Data entries:
------------------------------------------------

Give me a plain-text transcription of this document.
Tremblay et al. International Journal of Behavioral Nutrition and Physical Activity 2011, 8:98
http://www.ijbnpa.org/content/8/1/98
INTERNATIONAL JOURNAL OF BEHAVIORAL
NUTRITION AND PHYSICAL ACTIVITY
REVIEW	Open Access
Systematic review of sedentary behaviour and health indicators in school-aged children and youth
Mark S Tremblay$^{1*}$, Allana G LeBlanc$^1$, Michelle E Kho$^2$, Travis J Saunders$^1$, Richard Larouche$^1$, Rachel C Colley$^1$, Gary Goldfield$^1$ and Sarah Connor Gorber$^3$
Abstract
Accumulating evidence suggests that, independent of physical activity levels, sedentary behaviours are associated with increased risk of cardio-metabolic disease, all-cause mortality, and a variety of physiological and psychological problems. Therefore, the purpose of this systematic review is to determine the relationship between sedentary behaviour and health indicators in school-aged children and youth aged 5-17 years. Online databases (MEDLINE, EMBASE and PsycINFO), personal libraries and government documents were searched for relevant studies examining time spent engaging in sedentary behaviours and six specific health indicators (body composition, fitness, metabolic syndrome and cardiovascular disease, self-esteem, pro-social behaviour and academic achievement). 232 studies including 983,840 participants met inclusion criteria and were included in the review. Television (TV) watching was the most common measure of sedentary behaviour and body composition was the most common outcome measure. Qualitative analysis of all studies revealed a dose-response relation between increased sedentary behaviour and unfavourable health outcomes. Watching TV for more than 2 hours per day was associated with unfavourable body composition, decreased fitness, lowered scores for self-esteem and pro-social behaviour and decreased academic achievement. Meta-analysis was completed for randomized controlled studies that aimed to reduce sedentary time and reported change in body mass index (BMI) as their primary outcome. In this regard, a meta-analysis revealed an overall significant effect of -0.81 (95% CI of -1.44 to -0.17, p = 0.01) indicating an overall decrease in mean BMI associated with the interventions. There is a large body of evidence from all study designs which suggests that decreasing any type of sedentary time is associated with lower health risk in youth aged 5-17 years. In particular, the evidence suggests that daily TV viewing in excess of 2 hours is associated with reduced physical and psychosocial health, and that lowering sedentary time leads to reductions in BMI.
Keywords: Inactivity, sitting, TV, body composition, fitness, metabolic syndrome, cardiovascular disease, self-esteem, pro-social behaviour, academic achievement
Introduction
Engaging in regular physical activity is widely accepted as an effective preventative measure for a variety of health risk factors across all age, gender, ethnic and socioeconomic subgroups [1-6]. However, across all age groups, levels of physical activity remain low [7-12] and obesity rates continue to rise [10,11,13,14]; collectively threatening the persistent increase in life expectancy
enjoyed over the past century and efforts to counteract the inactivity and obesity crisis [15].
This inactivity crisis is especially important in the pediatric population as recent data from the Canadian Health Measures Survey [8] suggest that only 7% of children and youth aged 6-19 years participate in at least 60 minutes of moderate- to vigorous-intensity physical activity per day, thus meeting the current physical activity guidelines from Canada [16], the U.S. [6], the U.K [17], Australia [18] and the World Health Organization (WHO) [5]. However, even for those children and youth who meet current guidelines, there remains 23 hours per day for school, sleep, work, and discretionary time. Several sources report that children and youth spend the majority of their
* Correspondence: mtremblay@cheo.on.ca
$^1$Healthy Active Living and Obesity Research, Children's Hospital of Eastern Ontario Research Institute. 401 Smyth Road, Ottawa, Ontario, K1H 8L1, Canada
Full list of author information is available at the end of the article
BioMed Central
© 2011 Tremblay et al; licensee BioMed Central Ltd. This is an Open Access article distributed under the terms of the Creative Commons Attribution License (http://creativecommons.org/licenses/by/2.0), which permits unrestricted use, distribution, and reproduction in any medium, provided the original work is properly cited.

------------------------------------------------

■ TASK STATEMENT: Count the lines in the material above where the string "crisis" appears, then state only that count.

■ TASK RESPONSE: 2